* EXERCISE DIRECTIONS
Below are the records. Gather each line that holds "title".

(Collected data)
● ● ● ● ●
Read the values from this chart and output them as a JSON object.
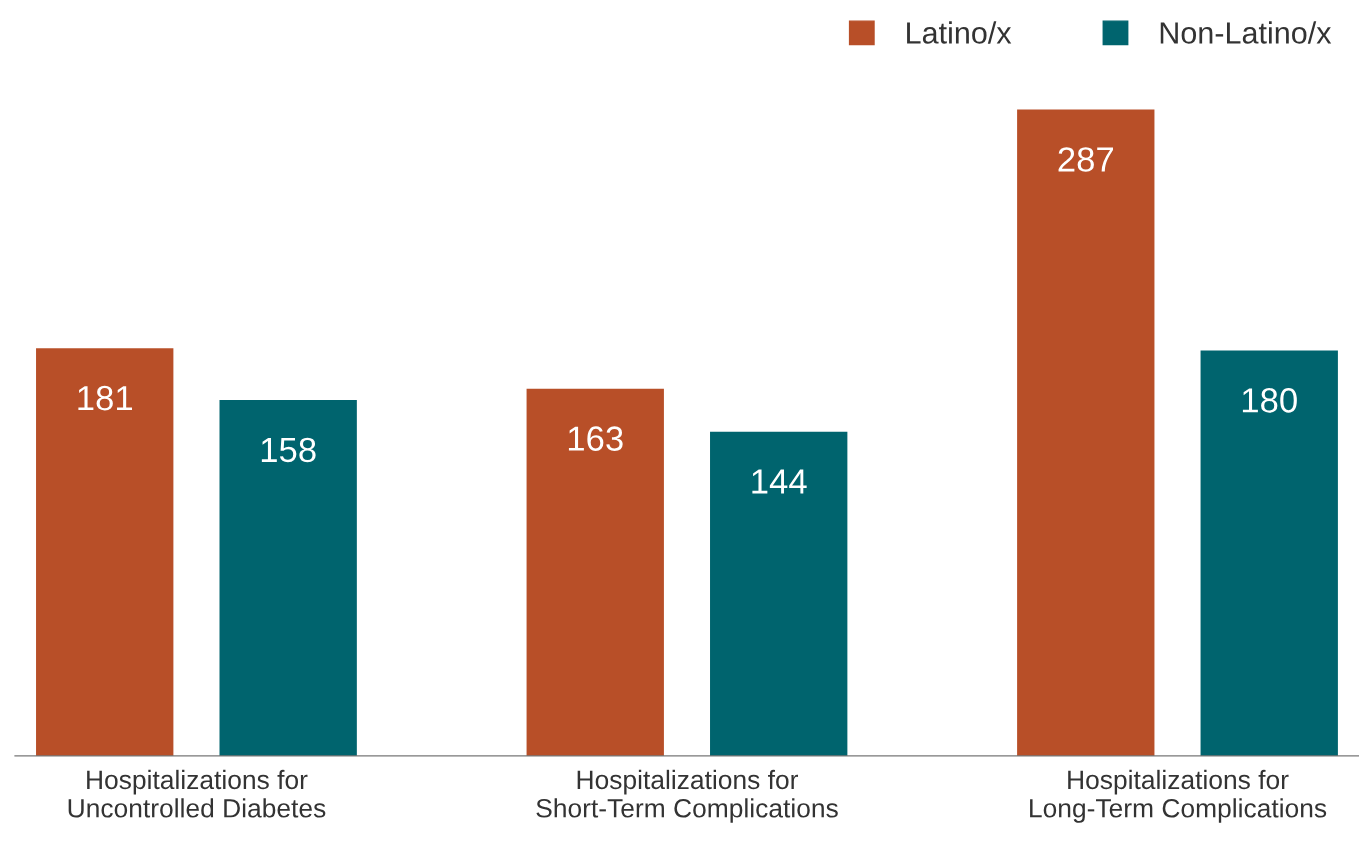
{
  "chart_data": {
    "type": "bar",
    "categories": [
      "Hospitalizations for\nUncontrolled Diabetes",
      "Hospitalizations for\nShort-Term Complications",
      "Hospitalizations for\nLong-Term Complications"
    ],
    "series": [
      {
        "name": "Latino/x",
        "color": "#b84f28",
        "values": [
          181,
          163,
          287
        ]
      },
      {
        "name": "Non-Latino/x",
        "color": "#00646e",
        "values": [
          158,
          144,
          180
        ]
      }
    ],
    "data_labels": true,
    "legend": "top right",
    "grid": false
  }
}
● ● ● ● ●
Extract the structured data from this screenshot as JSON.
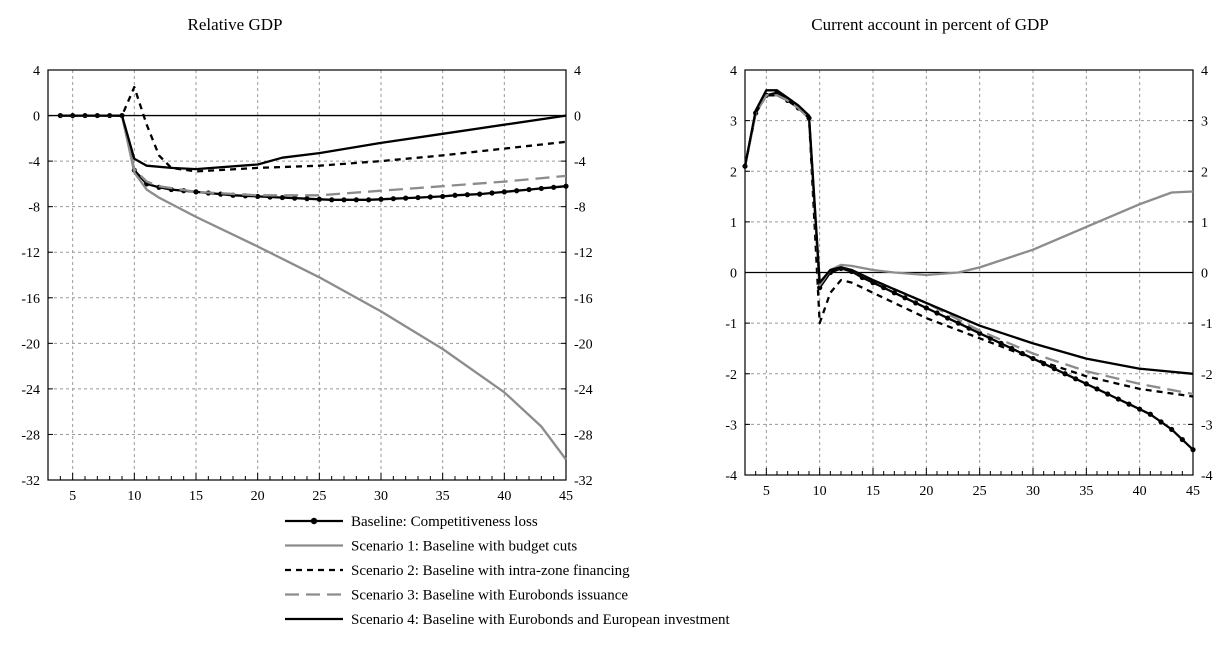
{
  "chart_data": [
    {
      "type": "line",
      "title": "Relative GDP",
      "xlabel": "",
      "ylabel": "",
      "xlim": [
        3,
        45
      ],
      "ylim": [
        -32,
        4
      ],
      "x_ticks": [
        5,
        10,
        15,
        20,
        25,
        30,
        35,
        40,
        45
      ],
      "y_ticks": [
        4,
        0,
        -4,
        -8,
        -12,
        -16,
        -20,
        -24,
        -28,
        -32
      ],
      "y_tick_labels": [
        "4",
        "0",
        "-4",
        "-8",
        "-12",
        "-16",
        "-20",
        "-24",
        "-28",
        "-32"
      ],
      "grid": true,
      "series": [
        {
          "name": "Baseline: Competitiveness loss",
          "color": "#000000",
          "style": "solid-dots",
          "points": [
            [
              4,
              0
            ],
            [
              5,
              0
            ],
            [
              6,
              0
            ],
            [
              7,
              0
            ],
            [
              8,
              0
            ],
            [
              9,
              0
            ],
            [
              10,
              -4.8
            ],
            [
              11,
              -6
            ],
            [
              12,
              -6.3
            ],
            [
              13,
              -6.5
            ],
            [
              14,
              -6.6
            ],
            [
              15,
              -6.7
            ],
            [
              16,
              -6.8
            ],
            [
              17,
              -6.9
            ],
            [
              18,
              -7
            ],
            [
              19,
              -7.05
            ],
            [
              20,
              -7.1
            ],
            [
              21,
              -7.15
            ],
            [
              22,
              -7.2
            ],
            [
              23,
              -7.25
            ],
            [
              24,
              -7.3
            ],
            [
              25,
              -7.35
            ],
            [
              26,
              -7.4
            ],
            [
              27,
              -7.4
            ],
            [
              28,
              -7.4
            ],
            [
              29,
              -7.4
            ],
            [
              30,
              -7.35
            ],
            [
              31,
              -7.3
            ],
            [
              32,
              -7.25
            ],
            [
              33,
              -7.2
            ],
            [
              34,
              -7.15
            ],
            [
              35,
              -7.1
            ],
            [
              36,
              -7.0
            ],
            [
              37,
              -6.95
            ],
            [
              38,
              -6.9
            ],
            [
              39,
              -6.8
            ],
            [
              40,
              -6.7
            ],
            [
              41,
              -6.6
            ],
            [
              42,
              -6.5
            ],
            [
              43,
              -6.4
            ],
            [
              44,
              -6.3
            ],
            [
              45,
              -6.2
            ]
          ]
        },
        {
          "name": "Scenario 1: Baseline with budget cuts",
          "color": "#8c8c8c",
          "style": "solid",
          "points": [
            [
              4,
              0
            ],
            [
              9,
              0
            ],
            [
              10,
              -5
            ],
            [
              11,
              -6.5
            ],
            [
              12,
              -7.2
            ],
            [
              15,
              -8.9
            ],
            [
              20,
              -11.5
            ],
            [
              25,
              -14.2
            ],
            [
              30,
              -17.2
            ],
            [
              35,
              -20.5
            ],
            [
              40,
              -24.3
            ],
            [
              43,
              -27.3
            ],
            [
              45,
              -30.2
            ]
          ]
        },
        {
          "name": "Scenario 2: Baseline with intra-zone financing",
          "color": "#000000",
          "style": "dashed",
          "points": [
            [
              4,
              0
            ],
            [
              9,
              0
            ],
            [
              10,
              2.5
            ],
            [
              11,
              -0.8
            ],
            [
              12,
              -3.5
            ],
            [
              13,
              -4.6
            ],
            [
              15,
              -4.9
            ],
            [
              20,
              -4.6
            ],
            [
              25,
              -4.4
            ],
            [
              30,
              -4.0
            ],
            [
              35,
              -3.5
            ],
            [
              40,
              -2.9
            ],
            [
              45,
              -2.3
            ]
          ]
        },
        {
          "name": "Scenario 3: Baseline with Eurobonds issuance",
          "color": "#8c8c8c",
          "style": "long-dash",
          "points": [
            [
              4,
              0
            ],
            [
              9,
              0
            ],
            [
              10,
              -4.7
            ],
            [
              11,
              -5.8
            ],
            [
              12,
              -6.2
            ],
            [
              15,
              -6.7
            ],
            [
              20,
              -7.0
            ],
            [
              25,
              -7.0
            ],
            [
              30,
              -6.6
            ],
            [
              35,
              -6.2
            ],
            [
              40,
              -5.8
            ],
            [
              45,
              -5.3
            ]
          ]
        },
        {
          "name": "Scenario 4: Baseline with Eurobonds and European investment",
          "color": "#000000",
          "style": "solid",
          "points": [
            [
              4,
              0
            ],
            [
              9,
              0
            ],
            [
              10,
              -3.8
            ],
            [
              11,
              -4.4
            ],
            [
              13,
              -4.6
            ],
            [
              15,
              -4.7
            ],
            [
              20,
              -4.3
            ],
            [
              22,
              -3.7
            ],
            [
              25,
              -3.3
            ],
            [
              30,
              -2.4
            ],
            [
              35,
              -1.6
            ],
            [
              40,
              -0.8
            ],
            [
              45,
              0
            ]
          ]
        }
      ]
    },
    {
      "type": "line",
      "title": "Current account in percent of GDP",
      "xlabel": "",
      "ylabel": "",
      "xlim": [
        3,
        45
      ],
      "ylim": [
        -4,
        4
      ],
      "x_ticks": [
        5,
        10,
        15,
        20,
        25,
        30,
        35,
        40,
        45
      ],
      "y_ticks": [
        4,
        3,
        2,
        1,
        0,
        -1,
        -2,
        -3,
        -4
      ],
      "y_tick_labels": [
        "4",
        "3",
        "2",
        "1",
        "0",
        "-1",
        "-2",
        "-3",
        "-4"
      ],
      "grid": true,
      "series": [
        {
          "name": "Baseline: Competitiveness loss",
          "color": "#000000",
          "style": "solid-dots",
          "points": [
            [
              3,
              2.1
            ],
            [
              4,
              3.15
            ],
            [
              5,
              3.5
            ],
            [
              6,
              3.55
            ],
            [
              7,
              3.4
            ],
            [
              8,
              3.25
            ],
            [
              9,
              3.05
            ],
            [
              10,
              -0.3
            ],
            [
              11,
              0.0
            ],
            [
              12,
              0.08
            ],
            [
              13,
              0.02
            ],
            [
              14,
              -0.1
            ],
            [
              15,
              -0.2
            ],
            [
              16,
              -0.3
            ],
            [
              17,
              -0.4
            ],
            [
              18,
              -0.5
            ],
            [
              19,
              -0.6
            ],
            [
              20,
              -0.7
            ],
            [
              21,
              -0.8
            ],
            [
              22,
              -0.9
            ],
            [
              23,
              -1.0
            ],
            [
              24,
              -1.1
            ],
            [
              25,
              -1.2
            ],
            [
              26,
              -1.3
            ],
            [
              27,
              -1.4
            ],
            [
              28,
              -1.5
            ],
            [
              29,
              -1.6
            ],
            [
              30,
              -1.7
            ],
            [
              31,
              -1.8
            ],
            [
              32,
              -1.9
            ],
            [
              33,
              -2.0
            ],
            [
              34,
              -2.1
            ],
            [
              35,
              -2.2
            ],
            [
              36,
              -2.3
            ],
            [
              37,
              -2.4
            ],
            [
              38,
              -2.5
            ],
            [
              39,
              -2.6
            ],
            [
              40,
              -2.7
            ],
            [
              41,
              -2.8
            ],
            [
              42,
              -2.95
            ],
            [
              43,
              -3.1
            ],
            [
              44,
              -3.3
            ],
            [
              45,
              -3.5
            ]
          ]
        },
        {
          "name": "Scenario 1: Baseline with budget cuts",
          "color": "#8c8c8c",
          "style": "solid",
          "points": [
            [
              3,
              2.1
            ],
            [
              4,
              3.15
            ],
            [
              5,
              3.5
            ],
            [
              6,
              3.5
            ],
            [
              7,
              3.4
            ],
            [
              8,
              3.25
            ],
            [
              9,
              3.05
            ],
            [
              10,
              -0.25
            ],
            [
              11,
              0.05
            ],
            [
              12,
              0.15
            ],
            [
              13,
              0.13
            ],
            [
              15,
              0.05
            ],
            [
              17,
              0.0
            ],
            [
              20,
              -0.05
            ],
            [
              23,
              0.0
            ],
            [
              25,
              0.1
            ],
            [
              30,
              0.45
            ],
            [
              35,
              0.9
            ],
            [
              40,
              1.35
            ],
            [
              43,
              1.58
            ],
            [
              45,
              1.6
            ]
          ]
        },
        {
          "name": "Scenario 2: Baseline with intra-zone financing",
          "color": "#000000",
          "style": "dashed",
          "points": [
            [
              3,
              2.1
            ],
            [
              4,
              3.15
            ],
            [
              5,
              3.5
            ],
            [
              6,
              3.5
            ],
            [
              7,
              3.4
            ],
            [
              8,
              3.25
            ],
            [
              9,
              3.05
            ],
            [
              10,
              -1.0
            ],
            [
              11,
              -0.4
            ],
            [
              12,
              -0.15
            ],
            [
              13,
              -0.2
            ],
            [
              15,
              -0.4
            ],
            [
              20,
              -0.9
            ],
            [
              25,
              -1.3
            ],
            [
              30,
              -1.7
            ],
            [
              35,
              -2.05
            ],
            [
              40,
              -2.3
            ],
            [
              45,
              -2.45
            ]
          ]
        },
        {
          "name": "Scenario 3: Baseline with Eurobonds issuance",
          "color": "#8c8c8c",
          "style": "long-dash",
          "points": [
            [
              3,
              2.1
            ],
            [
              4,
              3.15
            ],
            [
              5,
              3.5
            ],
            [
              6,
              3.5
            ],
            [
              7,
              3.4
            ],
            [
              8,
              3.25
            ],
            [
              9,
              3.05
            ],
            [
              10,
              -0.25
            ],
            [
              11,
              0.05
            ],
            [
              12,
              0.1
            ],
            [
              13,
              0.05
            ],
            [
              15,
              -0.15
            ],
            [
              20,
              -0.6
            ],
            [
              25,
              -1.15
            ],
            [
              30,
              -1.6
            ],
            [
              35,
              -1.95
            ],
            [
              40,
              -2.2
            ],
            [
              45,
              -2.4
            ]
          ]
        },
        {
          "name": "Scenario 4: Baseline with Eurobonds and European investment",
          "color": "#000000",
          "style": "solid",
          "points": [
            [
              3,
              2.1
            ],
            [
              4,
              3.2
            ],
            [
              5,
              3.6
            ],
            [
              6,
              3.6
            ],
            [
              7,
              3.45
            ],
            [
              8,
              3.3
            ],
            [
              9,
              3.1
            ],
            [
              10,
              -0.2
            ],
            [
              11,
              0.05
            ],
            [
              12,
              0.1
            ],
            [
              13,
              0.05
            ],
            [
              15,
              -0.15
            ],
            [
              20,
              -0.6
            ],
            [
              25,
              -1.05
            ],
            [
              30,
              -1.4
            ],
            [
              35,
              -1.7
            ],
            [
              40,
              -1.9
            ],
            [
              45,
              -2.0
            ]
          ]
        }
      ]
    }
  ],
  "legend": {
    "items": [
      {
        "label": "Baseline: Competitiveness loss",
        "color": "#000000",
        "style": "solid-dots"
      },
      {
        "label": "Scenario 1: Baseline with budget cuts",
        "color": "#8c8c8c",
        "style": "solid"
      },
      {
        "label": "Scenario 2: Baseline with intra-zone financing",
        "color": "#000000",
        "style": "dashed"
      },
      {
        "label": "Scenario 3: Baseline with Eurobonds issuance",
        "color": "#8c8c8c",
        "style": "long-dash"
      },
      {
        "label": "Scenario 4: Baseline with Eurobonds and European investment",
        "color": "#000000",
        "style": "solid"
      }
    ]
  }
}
● ● ● ● ●
* ANSWER
      "title": "Relative GDP",
      "title": "Current account in percent of GDP",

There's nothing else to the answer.